- [GIVEN PROBLEM]
Determine the number of lines in these entries that hold the word "name". Give the number and nothing more.

-------------------------

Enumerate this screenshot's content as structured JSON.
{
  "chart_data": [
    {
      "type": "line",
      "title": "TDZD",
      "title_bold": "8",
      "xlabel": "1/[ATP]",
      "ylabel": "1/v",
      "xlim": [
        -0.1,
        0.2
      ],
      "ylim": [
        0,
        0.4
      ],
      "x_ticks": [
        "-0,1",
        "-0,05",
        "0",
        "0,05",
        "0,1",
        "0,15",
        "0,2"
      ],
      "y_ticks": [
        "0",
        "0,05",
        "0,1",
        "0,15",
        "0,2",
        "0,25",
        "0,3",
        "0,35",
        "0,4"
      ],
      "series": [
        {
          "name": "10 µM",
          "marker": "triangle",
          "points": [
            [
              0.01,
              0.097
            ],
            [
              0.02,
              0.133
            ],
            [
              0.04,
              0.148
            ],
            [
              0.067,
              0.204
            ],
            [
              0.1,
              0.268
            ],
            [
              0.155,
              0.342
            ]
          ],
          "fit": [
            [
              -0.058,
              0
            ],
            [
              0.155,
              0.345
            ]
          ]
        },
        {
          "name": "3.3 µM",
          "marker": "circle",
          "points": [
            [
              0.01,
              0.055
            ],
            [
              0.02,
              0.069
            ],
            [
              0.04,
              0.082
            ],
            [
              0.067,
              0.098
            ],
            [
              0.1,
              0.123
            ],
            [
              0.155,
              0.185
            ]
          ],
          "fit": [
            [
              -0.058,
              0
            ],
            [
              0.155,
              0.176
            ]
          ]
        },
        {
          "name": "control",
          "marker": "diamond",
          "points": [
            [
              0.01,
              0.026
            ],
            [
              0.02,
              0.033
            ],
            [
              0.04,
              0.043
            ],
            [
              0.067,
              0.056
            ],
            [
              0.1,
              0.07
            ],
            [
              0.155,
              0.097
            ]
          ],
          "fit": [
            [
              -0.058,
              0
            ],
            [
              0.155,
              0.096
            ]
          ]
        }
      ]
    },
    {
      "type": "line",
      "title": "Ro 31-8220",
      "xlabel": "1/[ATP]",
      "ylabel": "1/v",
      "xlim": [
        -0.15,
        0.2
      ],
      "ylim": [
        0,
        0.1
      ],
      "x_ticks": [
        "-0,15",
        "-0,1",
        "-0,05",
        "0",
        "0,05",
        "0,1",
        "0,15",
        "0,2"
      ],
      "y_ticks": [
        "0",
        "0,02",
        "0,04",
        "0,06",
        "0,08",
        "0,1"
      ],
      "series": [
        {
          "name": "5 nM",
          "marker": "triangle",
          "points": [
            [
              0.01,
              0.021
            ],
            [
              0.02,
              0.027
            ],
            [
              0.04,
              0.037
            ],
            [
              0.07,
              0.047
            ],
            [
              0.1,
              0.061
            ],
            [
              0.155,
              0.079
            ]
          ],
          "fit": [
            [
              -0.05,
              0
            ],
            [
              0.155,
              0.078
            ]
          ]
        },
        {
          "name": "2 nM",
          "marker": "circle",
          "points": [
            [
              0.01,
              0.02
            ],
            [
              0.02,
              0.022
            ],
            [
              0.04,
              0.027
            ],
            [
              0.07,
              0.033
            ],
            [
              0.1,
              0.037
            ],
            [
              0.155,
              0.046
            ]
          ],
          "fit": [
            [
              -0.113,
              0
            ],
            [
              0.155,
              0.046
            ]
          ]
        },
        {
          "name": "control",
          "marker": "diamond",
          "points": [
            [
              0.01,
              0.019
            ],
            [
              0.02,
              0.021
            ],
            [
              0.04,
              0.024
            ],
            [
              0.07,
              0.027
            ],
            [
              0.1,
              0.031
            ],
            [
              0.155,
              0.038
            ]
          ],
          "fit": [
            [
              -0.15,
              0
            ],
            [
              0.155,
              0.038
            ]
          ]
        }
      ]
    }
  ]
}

-------------------------

- [FINISHED EXERCISE]
6